• _Goal_
In the data below, find every line with the string "JSON" and pull it out.

• _Stored records_
------------------------------------------------------------------------
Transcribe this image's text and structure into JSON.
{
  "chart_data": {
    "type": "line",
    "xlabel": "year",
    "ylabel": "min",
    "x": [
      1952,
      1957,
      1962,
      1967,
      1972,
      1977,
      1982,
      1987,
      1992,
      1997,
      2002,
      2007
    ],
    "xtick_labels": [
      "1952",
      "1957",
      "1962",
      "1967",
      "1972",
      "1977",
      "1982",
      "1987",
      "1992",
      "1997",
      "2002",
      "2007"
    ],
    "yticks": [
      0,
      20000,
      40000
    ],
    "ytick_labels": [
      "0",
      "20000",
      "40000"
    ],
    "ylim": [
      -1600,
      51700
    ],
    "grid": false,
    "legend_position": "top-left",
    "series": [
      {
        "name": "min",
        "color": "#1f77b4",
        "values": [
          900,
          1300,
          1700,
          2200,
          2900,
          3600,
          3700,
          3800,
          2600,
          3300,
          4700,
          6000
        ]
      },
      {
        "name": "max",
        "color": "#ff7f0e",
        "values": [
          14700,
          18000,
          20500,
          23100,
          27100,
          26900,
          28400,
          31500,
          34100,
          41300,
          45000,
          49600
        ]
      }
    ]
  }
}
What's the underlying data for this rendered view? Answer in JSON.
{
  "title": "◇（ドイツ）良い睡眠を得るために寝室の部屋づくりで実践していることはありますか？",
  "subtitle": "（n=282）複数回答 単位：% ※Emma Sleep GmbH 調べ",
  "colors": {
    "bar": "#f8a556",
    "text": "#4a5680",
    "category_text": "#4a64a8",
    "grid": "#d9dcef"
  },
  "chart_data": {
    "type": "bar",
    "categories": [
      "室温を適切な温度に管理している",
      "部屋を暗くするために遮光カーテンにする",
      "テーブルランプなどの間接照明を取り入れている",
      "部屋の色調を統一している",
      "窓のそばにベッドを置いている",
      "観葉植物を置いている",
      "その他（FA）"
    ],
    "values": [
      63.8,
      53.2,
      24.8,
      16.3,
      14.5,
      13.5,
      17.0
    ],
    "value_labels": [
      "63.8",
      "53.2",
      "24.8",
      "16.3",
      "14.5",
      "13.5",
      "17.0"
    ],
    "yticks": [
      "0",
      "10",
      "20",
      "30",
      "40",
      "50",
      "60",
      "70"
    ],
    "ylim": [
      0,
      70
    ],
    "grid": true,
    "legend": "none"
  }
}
------------------------------------------------------------------------
• _Task result_
Transcribe this image's text and structure into JSON.
What's the underlying data for this rendered view? Answer in JSON.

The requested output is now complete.